━━━ Records to use ━━━

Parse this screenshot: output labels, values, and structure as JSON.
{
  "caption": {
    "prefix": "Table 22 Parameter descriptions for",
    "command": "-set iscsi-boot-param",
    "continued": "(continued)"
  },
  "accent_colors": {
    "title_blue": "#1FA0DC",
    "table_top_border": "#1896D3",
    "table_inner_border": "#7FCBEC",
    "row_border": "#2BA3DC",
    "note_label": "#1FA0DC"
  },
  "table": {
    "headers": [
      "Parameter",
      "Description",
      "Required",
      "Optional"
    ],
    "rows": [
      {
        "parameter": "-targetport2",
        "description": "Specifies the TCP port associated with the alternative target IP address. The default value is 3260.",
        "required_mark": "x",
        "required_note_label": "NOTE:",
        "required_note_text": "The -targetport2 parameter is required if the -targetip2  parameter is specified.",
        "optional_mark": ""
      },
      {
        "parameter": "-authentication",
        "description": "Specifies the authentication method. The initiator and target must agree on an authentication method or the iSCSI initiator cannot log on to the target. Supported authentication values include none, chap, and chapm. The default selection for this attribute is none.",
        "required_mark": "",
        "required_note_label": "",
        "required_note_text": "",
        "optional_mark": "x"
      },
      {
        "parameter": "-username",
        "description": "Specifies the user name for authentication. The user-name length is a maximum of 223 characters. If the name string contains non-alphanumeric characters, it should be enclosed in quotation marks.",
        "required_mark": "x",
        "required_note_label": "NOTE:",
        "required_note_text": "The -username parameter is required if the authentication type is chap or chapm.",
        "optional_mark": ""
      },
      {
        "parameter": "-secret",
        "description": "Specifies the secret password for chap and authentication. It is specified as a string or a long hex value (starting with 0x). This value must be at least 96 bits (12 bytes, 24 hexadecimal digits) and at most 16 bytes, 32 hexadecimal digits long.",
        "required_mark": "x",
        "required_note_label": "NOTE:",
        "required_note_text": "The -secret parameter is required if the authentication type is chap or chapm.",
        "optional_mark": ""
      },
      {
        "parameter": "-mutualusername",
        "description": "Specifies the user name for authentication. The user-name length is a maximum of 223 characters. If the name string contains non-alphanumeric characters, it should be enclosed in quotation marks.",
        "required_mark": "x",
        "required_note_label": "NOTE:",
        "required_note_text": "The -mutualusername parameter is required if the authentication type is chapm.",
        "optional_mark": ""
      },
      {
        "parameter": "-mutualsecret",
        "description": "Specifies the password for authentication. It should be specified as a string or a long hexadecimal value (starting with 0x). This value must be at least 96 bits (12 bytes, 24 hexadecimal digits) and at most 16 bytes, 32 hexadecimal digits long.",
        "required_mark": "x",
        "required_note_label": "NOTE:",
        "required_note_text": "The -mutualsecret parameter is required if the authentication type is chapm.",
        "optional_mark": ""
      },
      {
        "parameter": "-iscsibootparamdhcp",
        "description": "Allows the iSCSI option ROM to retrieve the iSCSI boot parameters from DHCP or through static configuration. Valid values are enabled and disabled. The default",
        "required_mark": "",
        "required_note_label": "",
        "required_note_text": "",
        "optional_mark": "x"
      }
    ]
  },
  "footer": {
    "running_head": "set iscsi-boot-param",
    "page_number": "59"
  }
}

━━━

Task instructions:
Which lines hold the word "mutualusername"? Show each one.

Solution:
        "parameter": "-mutualusername",
        "required_note_text": "The -mutualusername parameter is required if the authentication type is chapm.",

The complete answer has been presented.